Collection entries
····················

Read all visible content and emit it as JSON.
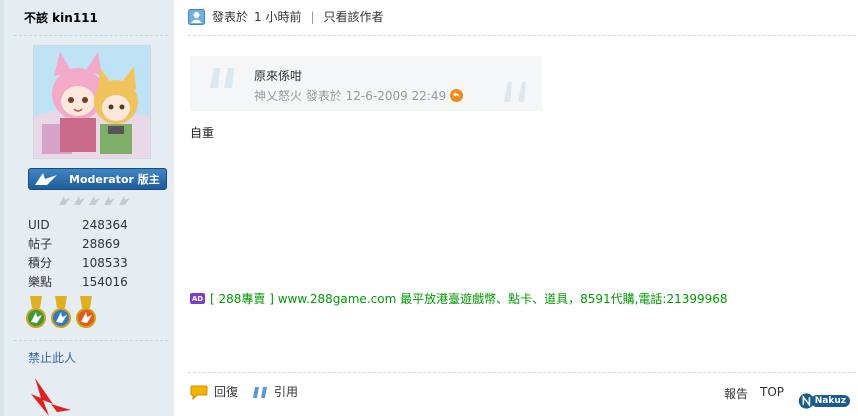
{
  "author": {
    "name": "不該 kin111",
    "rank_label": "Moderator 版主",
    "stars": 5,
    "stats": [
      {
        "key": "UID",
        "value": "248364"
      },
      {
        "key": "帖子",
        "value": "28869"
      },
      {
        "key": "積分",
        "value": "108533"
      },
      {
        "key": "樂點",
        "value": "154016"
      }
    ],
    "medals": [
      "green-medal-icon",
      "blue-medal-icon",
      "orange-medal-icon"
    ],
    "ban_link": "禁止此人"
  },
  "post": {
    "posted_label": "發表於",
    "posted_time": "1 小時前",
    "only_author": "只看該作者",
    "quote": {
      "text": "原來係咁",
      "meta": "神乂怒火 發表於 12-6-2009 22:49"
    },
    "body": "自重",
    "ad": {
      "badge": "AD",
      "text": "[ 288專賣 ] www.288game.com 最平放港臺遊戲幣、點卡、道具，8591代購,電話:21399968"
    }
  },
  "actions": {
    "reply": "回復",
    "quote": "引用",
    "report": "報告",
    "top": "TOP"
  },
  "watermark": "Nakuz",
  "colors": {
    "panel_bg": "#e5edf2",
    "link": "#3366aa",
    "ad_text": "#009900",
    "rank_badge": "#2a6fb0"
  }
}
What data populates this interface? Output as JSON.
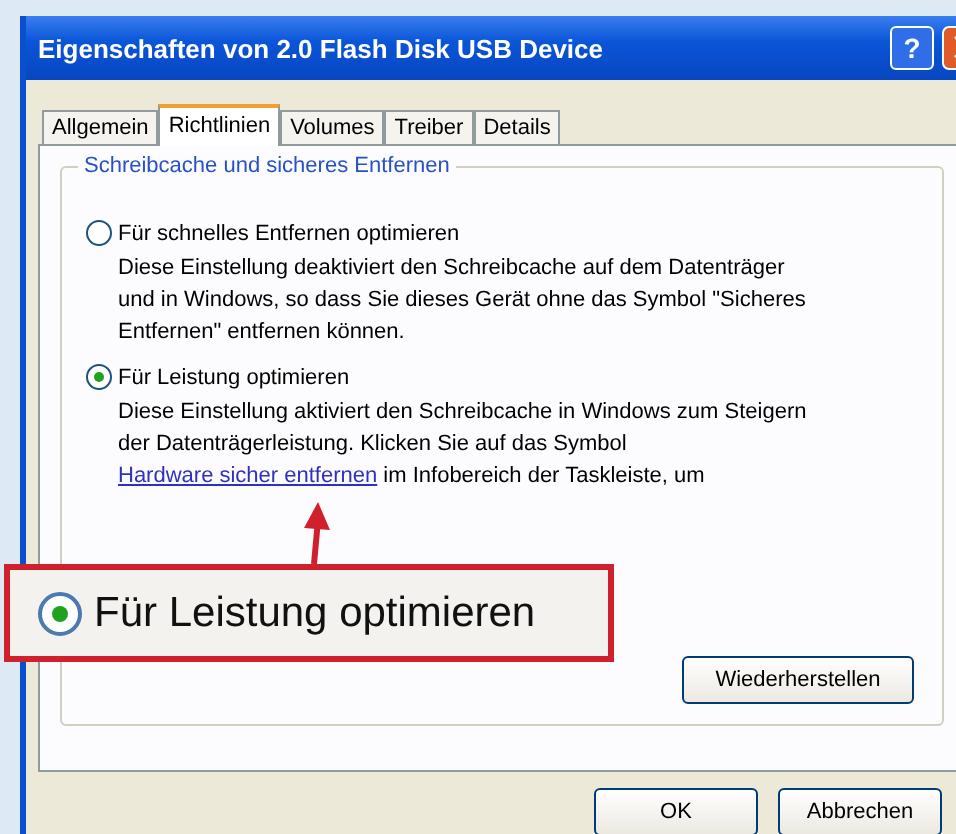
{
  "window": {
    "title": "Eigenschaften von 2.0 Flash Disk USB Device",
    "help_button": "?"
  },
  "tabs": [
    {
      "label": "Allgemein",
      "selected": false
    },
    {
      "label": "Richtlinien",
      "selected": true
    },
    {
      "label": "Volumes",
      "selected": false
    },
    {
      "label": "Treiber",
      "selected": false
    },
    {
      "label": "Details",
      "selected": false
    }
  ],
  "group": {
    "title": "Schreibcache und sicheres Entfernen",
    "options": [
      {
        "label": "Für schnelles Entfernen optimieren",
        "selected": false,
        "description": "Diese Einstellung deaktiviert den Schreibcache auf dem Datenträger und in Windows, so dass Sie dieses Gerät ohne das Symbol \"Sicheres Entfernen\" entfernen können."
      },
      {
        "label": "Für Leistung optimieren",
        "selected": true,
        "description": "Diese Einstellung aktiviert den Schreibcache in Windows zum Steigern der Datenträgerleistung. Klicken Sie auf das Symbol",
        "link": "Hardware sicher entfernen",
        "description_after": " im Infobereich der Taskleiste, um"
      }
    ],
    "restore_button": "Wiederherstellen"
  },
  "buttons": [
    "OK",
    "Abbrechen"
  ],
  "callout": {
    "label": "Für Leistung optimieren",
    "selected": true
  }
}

····················

[STATED EXERCISE] Retype, word for word, only the lines from the line with "What data populates" to the final line of the listing above; the pictures do not belong in the copy.

[OUTPUT]
What data populates this interface? Output as JSON.
{
  "window": {
    "title": "Eigenschaften von 2.0 Flash Disk USB Device",
    "help_button": "?"
  },
  "tabs": [
    {
      "label": "Allgemein",
      "selected": false
    },
    {
      "label": "Richtlinien",
      "selected": true
    },
    {
      "label": "Volumes",
      "selected": false
    },
    {
      "label": "Treiber",
      "selected": false
    },
    {
      "label": "Details",
      "selected": false
    }
  ],
  "group": {
    "title": "Schreibcache und sicheres Entfernen",
    "options": [
      {
        "label": "Für schnelles Entfernen optimieren",
        "selected": false,
        "description": "Diese Einstellung deaktiviert den Schreibcache auf dem Datenträger und in Windows, so dass Sie dieses Gerät ohne das Symbol \"Sicheres Entfernen\" entfernen können."
      },
      {
        "label": "Für Leistung optimieren",
        "selected": true,
        "description": "Diese Einstellung aktiviert den Schreibcache in Windows zum Steigern der Datenträgerleistung. Klicken Sie auf das Symbol",
        "link": "Hardware sicher entfernen",
        "description_after": " im Infobereich der Taskleiste, um"
      }
    ],
    "restore_button": "Wiederherstellen"
  },
  "buttons": [
    "OK",
    "Abbrechen"
  ],
  "callout": {
    "label": "Für Leistung optimieren",
    "selected": true
  }
}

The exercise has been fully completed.